-- START --

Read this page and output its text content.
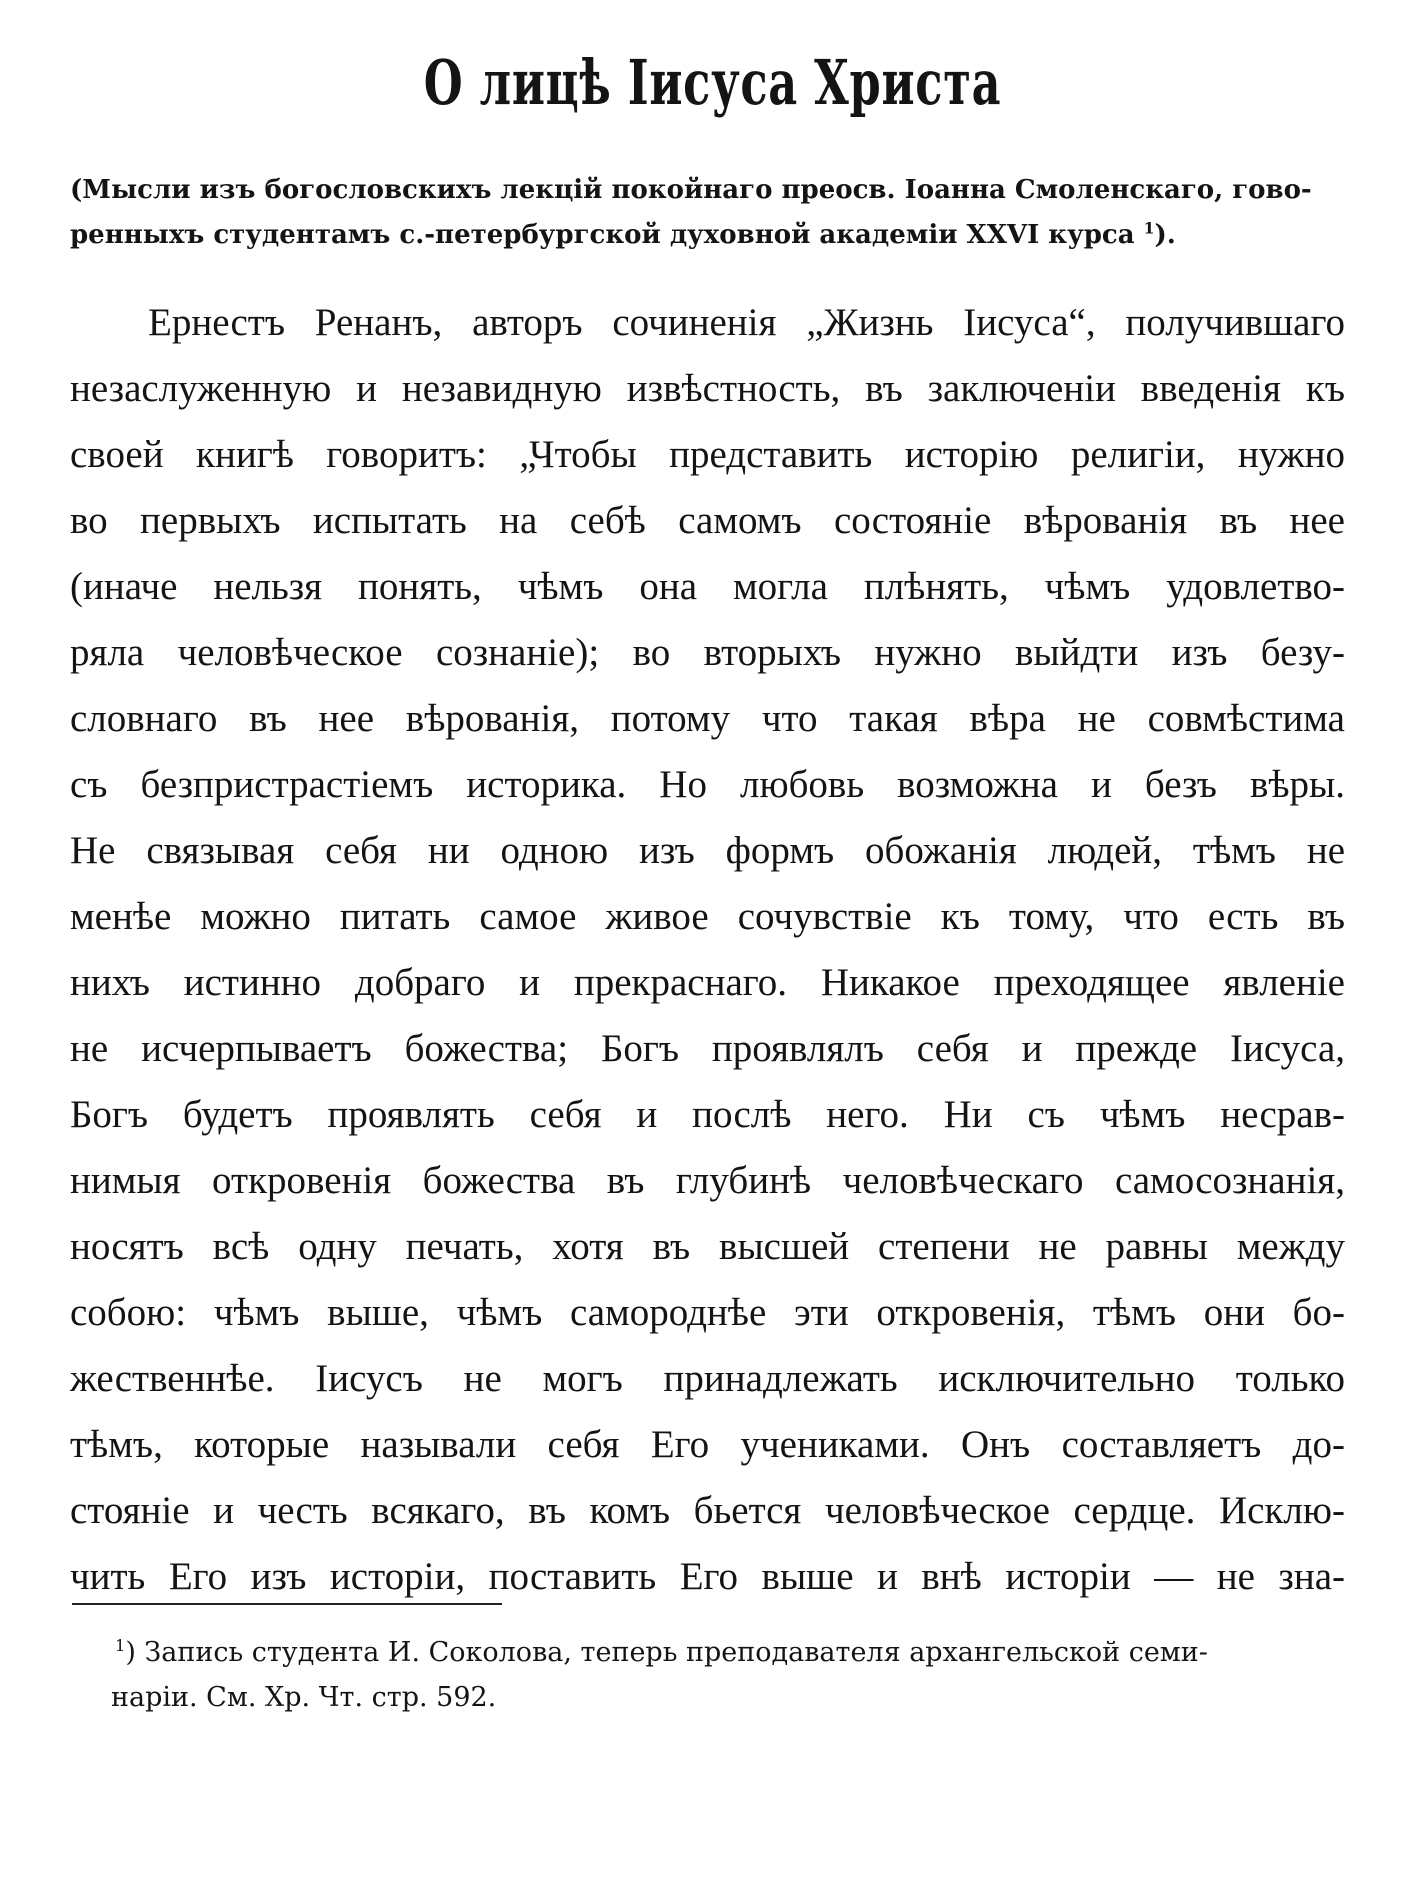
О лицѣ Іисуса Христа

(Мысли изъ богословскихъ лекцій покойнаго преосв. Іоанна Смоленскаго, гово-
ренныхъ студентамъ с.-петербургской духовной академіи XXVI курса $^1$).

Ернестъ Ренанъ, авторъ сочиненія „Жизнь Іисуса“, получившаго

незаслуженную и незавидную извѣстность, въ заключеніи введенія къ

своей книгѣ говоритъ: „Чтобы представить исторію религіи, нужно

во первыхъ испытать на себѣ самомъ состояніе вѣрованія въ нее

(иначе нельзя понять, чѣмъ она могла плѣнять, чѣмъ удовлетво-

ряла человѣческое сознаніе); во вторыхъ нужно выйдти изъ безу-

словнаго въ нее вѣрованія, потому что такая вѣра не совмѣстима

съ безпристрастіемъ историка. Но любовь возможна и безъ вѣры.

Не связывая себя ни одною изъ формъ обожанія людей, тѣмъ не

менѣе можно питать самое живое сочувствіе къ тому, что есть въ

нихъ истинно добраго и прекраснаго. Никакое преходящее явленіе

не исчерпываетъ божества; Богъ проявлялъ себя и прежде Іисуса,

Богъ будетъ проявлять себя и послѣ него. Ни съ чѣмъ несрав-

нимыя откровенія божества въ глубинѣ человѣческаго самосознанія,

носятъ всѣ одну печать, хотя въ высшей степени не равны между

собою: чѣмъ выше, чѣмъ самороднѣе эти откровенія, тѣмъ они бо-

жественнѣе. Іисусъ не могъ принадлежать исключительно только

тѣмъ, которые называли себя Его учениками. Онъ составляетъ до-

стояніе и честь всякаго, въ комъ бьется человѣческое сердце. Исклю-

чить Его изъ исторіи, поставить Его выше и внѣ исторіи — не зна-

$^1$) Запись студента И. Соколова, теперь преподавателя архангельской семи-
наріи. См. Хр. Чт. стр. 592.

-- END --

From the data above, gather every line that includes the word "нужно".

*Task solution:*
своей книгѣ говоритъ: „Чтобы представить исторію религіи, нужно
ряла человѣческое сознаніе); во вторыхъ нужно выйдти изъ безу-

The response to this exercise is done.